# Short exercise
Copy the entries from the start through the line containing "description-text: Hi John, to", replacing "lead generation" with "customer outreach" and leaving everything else as it is.

# Material for this task
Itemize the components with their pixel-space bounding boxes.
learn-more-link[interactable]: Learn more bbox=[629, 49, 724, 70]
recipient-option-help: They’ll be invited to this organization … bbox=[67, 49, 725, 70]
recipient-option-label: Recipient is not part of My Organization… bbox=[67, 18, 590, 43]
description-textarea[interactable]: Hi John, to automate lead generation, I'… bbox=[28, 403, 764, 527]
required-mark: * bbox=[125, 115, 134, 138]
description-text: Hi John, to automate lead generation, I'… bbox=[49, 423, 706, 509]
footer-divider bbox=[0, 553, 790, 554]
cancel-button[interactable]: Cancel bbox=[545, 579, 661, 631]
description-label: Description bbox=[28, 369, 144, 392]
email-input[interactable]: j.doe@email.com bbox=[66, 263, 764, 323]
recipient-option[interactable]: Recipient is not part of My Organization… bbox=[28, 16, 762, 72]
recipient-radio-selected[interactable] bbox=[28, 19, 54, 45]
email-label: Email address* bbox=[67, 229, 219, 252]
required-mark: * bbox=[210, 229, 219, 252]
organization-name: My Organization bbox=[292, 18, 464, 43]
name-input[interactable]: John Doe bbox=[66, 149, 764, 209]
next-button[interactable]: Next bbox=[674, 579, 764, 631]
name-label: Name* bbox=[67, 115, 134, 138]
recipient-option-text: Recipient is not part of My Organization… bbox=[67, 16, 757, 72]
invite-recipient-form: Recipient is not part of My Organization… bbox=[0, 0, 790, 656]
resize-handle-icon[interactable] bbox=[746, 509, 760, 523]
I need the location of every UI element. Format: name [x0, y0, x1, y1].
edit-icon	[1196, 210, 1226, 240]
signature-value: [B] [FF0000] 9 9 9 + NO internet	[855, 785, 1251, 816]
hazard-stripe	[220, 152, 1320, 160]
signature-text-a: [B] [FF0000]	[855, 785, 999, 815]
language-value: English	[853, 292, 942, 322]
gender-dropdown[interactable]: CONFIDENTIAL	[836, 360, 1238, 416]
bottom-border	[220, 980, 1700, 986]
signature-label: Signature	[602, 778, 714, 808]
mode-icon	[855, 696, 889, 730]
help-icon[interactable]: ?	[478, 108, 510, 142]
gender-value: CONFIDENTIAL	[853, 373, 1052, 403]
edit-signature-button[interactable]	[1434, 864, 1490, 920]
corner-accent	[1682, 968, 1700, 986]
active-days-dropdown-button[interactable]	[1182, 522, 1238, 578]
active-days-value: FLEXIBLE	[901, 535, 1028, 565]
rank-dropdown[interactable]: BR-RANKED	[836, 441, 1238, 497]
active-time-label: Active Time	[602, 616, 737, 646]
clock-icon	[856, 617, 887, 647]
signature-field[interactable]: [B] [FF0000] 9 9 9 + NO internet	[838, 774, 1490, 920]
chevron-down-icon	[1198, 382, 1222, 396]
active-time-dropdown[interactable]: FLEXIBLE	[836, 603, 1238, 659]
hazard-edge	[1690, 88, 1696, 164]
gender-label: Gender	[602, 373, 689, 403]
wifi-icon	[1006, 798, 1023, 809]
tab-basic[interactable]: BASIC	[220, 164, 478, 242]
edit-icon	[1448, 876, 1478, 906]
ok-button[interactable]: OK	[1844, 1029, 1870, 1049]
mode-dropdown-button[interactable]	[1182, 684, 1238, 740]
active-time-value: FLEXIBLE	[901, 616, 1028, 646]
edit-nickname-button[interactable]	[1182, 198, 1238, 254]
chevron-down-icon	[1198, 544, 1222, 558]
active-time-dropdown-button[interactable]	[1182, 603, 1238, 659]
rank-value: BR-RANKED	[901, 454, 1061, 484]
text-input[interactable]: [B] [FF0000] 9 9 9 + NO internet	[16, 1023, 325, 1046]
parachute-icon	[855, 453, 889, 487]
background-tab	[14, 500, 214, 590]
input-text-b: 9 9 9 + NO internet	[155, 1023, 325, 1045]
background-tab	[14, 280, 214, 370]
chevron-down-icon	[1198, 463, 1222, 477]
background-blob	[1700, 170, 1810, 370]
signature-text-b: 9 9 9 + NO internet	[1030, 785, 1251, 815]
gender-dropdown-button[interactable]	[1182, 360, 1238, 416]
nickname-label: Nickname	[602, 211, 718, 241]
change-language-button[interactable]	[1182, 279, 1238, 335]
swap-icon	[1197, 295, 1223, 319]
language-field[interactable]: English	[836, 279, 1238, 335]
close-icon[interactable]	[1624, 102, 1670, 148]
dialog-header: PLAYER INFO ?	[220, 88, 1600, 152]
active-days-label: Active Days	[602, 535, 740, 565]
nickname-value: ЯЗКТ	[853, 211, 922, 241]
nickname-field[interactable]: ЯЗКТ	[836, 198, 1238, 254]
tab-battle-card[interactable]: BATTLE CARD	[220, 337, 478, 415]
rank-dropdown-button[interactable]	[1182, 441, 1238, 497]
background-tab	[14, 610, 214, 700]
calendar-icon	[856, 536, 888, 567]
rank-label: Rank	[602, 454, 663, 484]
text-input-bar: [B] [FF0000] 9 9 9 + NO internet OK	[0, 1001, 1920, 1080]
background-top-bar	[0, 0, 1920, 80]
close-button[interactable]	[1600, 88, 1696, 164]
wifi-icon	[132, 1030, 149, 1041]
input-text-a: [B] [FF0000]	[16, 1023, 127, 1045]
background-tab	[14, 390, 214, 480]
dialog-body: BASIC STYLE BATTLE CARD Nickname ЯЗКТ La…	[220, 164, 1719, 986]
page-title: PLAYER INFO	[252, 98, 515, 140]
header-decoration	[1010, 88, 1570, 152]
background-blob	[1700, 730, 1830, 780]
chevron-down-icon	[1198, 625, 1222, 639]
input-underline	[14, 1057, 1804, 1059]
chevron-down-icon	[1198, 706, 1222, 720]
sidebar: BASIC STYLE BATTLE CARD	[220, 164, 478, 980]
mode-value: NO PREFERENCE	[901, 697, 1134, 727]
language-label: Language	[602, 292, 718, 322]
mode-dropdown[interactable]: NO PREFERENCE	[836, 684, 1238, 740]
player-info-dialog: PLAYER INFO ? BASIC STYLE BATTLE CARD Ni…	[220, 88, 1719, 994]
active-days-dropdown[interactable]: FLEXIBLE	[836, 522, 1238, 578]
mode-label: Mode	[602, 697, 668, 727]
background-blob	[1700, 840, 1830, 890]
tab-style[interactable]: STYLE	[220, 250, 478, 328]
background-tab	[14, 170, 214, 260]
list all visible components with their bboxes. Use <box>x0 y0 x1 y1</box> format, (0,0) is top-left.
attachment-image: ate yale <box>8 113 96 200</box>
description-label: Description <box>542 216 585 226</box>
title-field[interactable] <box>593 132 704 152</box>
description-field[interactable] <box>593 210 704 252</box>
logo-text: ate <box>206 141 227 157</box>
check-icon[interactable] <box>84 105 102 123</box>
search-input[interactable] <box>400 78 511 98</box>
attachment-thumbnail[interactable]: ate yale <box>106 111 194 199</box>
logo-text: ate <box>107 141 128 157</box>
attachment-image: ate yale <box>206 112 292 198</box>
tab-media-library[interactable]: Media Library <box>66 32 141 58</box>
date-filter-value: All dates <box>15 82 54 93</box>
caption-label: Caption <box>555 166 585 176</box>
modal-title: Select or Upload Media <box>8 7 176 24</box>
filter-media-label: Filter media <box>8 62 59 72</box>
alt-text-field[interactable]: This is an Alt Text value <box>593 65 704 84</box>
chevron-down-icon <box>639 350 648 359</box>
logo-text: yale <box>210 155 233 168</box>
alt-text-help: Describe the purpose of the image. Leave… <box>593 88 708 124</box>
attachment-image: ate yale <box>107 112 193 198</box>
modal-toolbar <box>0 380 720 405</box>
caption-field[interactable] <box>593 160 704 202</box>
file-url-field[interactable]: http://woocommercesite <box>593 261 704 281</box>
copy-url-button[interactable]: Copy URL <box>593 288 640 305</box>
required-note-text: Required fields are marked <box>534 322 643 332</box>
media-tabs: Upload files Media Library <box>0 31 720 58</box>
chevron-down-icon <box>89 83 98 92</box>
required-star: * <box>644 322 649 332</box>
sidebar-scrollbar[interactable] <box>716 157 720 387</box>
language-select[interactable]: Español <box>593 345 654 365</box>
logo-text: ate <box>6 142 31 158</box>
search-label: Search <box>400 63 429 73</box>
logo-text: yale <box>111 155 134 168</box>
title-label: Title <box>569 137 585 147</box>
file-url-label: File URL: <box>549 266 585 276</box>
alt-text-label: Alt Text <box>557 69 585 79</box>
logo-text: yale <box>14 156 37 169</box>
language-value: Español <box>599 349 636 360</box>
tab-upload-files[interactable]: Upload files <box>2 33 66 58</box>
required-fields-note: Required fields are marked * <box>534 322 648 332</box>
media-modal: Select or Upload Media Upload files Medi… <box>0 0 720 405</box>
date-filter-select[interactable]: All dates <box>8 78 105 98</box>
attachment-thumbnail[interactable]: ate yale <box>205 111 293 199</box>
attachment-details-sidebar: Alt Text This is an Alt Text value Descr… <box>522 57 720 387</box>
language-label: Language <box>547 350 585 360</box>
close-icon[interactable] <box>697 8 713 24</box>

# Final answer
Itemize the components with their pixel-space bounding boxes.
learn-more-link[interactable]: Learn more bbox=[629, 49, 724, 70]
recipient-option-help: They’ll be invited to this organization … bbox=[67, 49, 725, 70]
recipient-option-label: Recipient is not part of My Organization… bbox=[67, 18, 590, 43]
description-textarea[interactable]: Hi John, to automate customer outreach, I'… bbox=[28, 403, 764, 527]
required-mark: * bbox=[125, 115, 134, 138]
description-text: Hi John, to automate customer outreach, I'… bbox=[49, 423, 706, 509]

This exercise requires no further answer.